Provided information:
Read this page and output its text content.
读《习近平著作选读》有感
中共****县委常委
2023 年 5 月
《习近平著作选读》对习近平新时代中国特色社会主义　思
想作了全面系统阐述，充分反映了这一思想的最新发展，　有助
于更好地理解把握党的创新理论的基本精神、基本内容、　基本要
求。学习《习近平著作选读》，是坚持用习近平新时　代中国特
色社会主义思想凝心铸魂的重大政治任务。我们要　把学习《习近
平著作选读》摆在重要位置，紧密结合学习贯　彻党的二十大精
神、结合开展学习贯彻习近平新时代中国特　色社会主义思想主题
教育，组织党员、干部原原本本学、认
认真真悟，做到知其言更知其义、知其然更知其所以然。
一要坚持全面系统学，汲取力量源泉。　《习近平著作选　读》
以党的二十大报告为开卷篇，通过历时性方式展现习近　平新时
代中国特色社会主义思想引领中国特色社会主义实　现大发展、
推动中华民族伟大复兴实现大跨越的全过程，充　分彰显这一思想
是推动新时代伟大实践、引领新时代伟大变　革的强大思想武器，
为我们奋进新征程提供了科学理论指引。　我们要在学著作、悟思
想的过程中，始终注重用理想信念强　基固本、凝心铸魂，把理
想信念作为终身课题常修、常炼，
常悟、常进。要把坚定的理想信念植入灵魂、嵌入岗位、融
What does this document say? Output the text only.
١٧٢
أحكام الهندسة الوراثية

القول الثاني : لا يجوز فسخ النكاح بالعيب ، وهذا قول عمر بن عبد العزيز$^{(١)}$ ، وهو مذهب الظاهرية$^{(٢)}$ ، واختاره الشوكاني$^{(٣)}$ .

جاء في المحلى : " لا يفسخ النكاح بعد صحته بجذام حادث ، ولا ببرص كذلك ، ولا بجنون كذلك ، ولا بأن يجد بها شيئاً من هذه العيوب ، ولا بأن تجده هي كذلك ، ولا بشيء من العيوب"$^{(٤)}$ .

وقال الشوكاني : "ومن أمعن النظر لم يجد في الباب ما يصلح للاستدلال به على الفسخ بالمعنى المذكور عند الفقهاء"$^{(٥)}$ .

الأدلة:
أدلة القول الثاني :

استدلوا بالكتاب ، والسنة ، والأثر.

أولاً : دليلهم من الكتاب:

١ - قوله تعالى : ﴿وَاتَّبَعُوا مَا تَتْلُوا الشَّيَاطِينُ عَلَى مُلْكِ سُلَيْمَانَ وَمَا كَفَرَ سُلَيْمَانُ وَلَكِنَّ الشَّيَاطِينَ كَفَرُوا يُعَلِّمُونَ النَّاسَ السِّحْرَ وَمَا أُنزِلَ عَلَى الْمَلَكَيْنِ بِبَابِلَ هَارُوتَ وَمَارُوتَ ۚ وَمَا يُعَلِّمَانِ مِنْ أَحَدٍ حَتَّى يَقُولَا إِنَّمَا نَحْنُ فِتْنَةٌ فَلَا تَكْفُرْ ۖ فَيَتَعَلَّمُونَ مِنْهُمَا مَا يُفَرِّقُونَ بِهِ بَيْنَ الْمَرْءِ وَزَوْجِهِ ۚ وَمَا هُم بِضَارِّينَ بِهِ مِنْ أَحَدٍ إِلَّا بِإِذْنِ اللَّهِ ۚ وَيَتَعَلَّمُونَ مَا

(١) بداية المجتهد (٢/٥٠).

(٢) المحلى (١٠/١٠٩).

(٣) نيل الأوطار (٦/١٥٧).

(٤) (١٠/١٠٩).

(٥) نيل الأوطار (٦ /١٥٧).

Direction:
Every record above should be output exactly.

Written solution:
Read this page and output its text content.
读《习近平著作选读》有感
中共****县委常委
2023 年 5 月
《习近平著作选读》对习近平新时代中国特色社会主义　思
想作了全面系统阐述，充分反映了这一思想的最新发展，　有助
于更好地理解把握党的创新理论的基本精神、基本内容、　基本要
求。学习《习近平著作选读》，是坚持用习近平新时　代中国特
色社会主义思想凝心铸魂的重大政治任务。我们要　把学习《习近
平著作选读》摆在重要位置，紧密结合学习贯　彻党的二十大精
神、结合开展学习贯彻习近平新时代中国特　色社会主义思想主题
教育，组织党员、干部原原本本学、认
认真真悟，做到知其言更知其义、知其然更知其所以然。
一要坚持全面系统学，汲取力量源泉。　《习近平著作选　读》
以党的二十大报告为开卷篇，通过历时性方式展现习近　平新时
代中国特色社会主义思想引领中国特色社会主义实　现大发展、
推动中华民族伟大复兴实现大跨越的全过程，充　分彰显这一思想
是推动新时代伟大实践、引领新时代伟大变　革的强大思想武器，
为我们奋进新征程提供了科学理论指引。　我们要在学著作、悟思
想的过程中，始终注重用理想信念强　基固本、凝心铸魂，把理
想信念作为终身课题常修、常炼，
常悟、常进。要把坚定的理想信念植入灵魂、嵌入岗位、融
What does this document say? Output the text only.
١٧٢
أحكام الهندسة الوراثية

القول الثاني : لا يجوز فسخ النكاح بالعيب ، وهذا قول عمر بن عبد العزيز$^{(١)}$ ، وهو مذهب الظاهرية$^{(٢)}$ ، واختاره الشوكاني$^{(٣)}$ .

جاء في المحلى : " لا يفسخ النكاح بعد صحته بجذام حادث ، ولا ببرص كذلك ، ولا بجنون كذلك ، ولا بأن يجد بها شيئاً من هذه العيوب ، ولا بأن تجده هي كذلك ، ولا بشيء من العيوب"$^{(٤)}$ .

وقال الشوكاني : "ومن أمعن النظر لم يجد في الباب ما يصلح للاستدلال به على الفسخ بالمعنى المذكور عند الفقهاء"$^{(٥)}$ .

الأدلة:
أدلة القول الثاني :

استدلوا بالكتاب ، والسنة ، والأثر.

أولاً : دليلهم من الكتاب:

١ - قوله تعالى : ﴿وَاتَّبَعُوا مَا تَتْلُوا الشَّيَاطِينُ عَلَى مُلْكِ سُلَيْمَانَ وَمَا كَفَرَ سُلَيْمَانُ وَلَكِنَّ الشَّيَاطِينَ كَفَرُوا يُعَلِّمُونَ النَّاسَ السِّحْرَ وَمَا أُنزِلَ عَلَى الْمَلَكَيْنِ بِبَابِلَ هَارُوتَ وَمَارُوتَ ۚ وَمَا يُعَلِّمَانِ مِنْ أَحَدٍ حَتَّى يَقُولَا إِنَّمَا نَحْنُ فِتْنَةٌ فَلَا تَكْفُرْ ۖ فَيَتَعَلَّمُونَ مِنْهُمَا مَا يُفَرِّقُونَ بِهِ بَيْنَ الْمَرْءِ وَزَوْجِهِ ۚ وَمَا هُم بِضَارِّينَ بِهِ مِنْ أَحَدٍ إِلَّا بِإِذْنِ اللَّهِ ۚ وَيَتَعَلَّمُونَ مَا

(١) بداية المجتهد (٢/٥٠).

(٢) المحلى (١٠/١٠٩).

(٣) نيل الأوطار (٦/١٥٧).

(٤) (١٠/١٠٩).

(٥) نيل الأوطار (٦ /١٥٧).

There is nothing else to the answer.